─── Task inputs

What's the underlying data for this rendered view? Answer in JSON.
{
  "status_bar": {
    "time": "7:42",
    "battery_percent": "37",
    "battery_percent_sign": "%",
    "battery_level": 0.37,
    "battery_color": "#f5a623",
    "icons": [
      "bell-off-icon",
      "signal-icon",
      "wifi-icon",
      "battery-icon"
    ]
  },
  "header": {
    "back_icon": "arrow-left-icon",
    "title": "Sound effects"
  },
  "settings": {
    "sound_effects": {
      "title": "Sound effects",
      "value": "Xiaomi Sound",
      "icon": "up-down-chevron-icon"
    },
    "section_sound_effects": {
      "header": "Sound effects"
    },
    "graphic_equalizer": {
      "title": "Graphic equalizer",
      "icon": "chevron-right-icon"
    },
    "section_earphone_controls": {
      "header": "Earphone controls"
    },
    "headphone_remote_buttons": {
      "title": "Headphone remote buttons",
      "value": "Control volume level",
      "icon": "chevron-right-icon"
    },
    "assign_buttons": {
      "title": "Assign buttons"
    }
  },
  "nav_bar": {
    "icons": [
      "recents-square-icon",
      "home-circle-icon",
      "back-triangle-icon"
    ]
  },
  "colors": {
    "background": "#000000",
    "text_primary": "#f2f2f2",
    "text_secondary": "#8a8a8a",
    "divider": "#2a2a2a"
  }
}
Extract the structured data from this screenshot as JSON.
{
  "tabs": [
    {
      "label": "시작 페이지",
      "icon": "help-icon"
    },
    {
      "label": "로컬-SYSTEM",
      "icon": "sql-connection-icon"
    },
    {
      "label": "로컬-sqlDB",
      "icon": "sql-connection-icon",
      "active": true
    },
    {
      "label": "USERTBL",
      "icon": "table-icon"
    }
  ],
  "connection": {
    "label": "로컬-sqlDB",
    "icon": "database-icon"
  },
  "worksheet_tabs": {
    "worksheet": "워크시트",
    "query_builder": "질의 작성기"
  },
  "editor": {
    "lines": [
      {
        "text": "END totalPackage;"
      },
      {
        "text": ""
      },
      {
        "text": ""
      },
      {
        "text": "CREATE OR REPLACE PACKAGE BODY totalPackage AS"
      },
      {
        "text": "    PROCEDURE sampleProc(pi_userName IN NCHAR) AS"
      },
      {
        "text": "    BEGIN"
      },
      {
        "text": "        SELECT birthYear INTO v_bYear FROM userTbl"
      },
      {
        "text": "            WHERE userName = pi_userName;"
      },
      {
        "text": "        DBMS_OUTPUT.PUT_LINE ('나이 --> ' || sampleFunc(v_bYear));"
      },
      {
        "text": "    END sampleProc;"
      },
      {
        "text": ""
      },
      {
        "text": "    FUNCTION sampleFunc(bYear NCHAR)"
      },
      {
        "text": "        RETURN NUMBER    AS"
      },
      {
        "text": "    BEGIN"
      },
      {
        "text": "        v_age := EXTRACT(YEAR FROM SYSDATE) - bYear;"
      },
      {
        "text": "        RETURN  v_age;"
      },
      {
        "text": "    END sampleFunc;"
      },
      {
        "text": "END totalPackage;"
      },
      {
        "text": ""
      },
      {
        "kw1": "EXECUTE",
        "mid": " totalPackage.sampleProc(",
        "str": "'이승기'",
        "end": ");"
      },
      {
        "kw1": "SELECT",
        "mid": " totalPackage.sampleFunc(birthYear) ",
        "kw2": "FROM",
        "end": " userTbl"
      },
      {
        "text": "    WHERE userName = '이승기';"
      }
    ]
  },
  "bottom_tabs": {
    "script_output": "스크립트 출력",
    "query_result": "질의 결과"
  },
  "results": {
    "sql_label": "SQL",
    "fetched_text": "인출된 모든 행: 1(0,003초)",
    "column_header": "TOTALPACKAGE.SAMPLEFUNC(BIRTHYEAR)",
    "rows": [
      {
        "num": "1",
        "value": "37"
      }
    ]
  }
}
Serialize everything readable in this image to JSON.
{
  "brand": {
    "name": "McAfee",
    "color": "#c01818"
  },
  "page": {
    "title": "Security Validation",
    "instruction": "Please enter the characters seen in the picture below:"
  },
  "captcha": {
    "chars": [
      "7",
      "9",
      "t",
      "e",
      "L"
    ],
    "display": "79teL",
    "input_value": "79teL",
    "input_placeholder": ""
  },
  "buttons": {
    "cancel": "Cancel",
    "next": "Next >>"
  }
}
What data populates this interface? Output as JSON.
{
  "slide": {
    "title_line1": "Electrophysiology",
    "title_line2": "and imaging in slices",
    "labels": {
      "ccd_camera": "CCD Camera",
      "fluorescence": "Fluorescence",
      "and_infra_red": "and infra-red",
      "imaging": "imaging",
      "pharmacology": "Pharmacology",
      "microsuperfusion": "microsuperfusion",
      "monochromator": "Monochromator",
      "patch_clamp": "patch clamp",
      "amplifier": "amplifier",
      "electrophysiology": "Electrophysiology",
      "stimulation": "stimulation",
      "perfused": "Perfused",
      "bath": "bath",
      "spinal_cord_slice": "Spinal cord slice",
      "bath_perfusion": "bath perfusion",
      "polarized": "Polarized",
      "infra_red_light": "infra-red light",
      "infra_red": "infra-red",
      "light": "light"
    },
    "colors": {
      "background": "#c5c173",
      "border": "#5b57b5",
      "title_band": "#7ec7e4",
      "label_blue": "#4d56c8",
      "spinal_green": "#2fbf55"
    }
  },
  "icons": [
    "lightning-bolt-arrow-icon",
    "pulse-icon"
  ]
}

──────

**Job:** From the listing above, report the number of lines containing the string "connection", without any accompanying remarks.

**Expected answer:** 3